[Collected data]

■ ■ ■

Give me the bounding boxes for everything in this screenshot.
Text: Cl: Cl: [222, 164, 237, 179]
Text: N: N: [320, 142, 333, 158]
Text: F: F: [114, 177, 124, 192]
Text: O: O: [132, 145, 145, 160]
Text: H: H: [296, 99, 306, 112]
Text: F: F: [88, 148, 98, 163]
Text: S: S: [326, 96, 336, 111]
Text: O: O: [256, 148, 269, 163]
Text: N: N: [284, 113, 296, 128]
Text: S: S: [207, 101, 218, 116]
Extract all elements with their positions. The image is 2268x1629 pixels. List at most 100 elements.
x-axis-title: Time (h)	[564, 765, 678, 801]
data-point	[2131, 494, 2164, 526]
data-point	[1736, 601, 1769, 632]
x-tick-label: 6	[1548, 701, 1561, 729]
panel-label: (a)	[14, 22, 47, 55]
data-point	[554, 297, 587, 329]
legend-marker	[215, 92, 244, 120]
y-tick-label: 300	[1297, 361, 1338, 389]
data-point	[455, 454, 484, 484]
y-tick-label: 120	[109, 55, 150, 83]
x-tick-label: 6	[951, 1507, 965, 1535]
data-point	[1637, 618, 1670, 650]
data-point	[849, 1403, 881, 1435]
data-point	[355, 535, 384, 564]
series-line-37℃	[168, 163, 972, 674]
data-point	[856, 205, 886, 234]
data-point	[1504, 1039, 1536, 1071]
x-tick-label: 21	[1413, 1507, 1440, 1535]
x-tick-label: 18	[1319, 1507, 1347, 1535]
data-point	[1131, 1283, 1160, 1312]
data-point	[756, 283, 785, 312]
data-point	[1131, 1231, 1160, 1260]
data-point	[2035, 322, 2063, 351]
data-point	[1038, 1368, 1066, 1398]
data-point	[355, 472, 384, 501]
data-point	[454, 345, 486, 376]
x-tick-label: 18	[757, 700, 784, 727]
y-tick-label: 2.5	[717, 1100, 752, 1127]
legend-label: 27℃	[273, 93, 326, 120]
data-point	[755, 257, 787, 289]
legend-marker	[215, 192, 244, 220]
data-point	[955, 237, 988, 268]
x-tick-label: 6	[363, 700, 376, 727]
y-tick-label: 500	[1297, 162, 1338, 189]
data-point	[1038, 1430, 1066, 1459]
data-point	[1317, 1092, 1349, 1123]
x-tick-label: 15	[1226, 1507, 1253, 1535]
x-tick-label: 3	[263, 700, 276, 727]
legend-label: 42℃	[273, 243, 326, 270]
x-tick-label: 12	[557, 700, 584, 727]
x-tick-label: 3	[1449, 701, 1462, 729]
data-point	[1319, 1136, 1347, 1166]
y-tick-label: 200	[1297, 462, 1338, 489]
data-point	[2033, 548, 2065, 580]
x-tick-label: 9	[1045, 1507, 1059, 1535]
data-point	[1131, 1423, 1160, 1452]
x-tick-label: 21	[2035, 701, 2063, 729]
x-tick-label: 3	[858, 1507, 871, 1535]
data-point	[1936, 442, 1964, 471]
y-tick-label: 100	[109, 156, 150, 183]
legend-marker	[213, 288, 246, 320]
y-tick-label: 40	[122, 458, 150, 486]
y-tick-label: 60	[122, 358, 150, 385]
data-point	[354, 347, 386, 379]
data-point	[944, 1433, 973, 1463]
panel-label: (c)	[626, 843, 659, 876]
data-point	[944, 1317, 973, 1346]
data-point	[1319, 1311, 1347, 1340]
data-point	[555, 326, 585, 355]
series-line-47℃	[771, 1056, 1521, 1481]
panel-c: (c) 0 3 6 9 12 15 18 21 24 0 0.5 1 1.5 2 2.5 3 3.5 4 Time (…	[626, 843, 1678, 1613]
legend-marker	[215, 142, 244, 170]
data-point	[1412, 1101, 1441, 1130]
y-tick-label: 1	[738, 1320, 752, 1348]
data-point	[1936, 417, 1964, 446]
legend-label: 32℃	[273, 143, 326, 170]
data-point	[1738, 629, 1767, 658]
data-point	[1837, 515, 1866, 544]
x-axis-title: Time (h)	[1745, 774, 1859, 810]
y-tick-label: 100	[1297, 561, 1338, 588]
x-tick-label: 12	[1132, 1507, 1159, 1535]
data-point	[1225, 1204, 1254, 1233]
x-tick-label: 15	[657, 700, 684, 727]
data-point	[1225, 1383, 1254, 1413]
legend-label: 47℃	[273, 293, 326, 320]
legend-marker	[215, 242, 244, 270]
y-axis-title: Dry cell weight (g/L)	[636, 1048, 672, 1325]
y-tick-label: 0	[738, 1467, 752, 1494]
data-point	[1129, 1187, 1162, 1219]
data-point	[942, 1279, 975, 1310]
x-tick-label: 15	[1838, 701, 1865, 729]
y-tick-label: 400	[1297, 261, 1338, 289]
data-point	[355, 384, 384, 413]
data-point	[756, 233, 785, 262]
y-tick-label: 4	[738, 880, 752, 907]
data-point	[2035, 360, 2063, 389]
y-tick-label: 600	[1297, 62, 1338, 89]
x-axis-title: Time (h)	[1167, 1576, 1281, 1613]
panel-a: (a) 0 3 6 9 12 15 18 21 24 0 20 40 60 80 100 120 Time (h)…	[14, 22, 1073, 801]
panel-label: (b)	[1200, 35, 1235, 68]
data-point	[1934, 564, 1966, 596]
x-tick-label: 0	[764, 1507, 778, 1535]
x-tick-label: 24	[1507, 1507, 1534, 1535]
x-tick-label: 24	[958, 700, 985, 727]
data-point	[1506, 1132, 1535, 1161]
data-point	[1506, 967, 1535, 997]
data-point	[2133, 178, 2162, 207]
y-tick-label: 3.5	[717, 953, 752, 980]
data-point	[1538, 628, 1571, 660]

■ ■ ■

What to work on - Print the data from its first line through the line containing "472, 384, 501]", word for word.

Right answer -
Give me the bounding boxes for everything in this screenshot.
Text: Cl: Cl: [222, 164, 237, 179]
Text: N: N: [320, 142, 333, 158]
Text: F: F: [114, 177, 124, 192]
Text: O: O: [132, 145, 145, 160]
Text: H: H: [296, 99, 306, 112]
Text: F: F: [88, 148, 98, 163]
Text: S: S: [326, 96, 336, 111]
Text: O: O: [256, 148, 269, 163]
Text: N: N: [284, 113, 296, 128]
Text: S: S: [207, 101, 218, 116]
Extract all elements with their positions. The image is 2268x1629 pixels. List at most 100 elements.
x-axis-title: Time (h)	[564, 765, 678, 801]
data-point	[2131, 494, 2164, 526]
data-point	[1736, 601, 1769, 632]
x-tick-label: 6	[1548, 701, 1561, 729]
panel-label: (a)	[14, 22, 47, 55]
data-point	[554, 297, 587, 329]
legend-marker	[215, 92, 244, 120]
y-tick-label: 300	[1297, 361, 1338, 389]
data-point	[455, 454, 484, 484]
y-tick-label: 120	[109, 55, 150, 83]
x-tick-label: 6	[951, 1507, 965, 1535]
data-point	[1637, 618, 1670, 650]
data-point	[849, 1403, 881, 1435]
data-point	[355, 535, 384, 564]
series-line-37℃	[168, 163, 972, 674]
data-point	[856, 205, 886, 234]
data-point	[1504, 1039, 1536, 1071]
x-tick-label: 21	[1413, 1507, 1440, 1535]
x-tick-label: 18	[1319, 1507, 1347, 1535]
data-point	[1131, 1283, 1160, 1312]
data-point	[756, 283, 785, 312]
data-point	[1131, 1231, 1160, 1260]
data-point	[2035, 322, 2063, 351]
data-point	[1038, 1368, 1066, 1398]
data-point	[355, 472, 384, 501]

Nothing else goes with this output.